╭─ Stored rows

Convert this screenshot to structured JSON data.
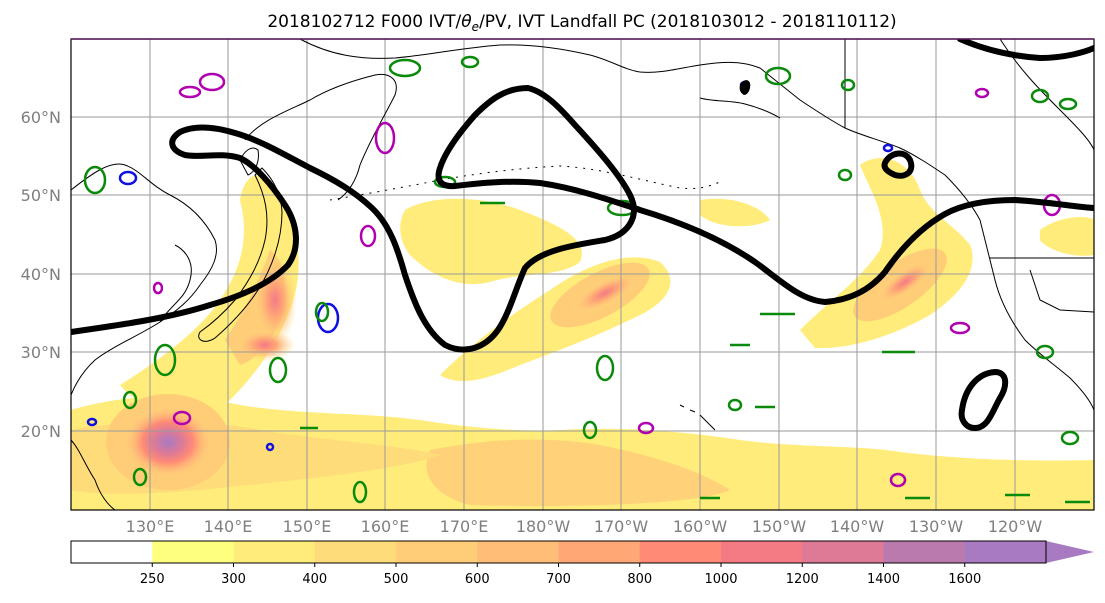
{
  "title": {
    "part1": "2018102712 F000 IVT/",
    "theta": "θ",
    "sub": "e",
    "part2": "/PV, IVT Landfall PC (2018103012 - 2018110112)"
  },
  "map": {
    "lat_labels": [
      "60°N",
      "50°N",
      "40°N",
      "30°N",
      "20°N"
    ],
    "lon_labels": [
      "130°E",
      "140°E",
      "150°E",
      "160°E",
      "170°E",
      "180°W",
      "170°W",
      "160°W",
      "150°W",
      "140°W",
      "130°W",
      "120°W"
    ],
    "grid": true,
    "ivt_color": "#ffd27a",
    "pv_colors": {
      "green": "#0a8a0a",
      "blue": "#1010e0",
      "magenta": "#b000b0"
    },
    "pc_color": "#000000"
  },
  "colorbar": {
    "ticks": [
      "250",
      "300",
      "400",
      "500",
      "600",
      "700",
      "800",
      "1000",
      "1200",
      "1400",
      "1600"
    ],
    "colors": [
      "#ffffff",
      "#ffff7f",
      "#ffec7a",
      "#ffdc7a",
      "#ffcd78",
      "#ffbd78",
      "#ffa876",
      "#ff8a76",
      "#f47a84",
      "#de7a96",
      "#bb7aad",
      "#a87ac2",
      "#a87ac2"
    ]
  }
}
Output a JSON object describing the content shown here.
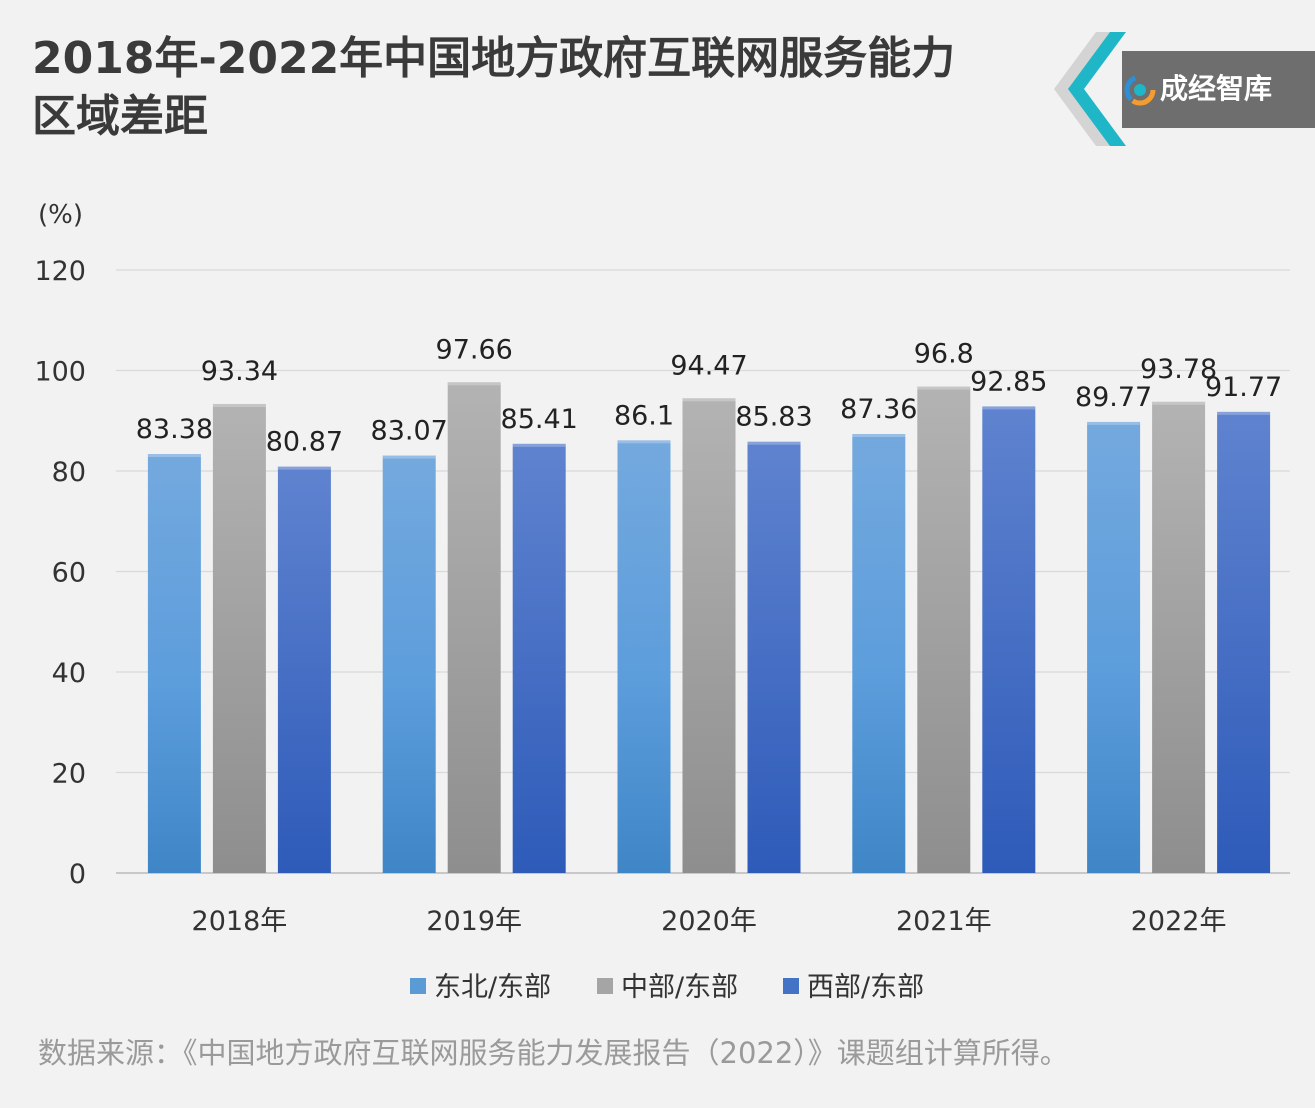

╰─

_Written problem_:
Which lines hold the word "JSON"? Return all of them from the records above.

_Result for this exercise_:
Convert this screenshot to structured JSON data.
Output a JSON object describing the content shown here.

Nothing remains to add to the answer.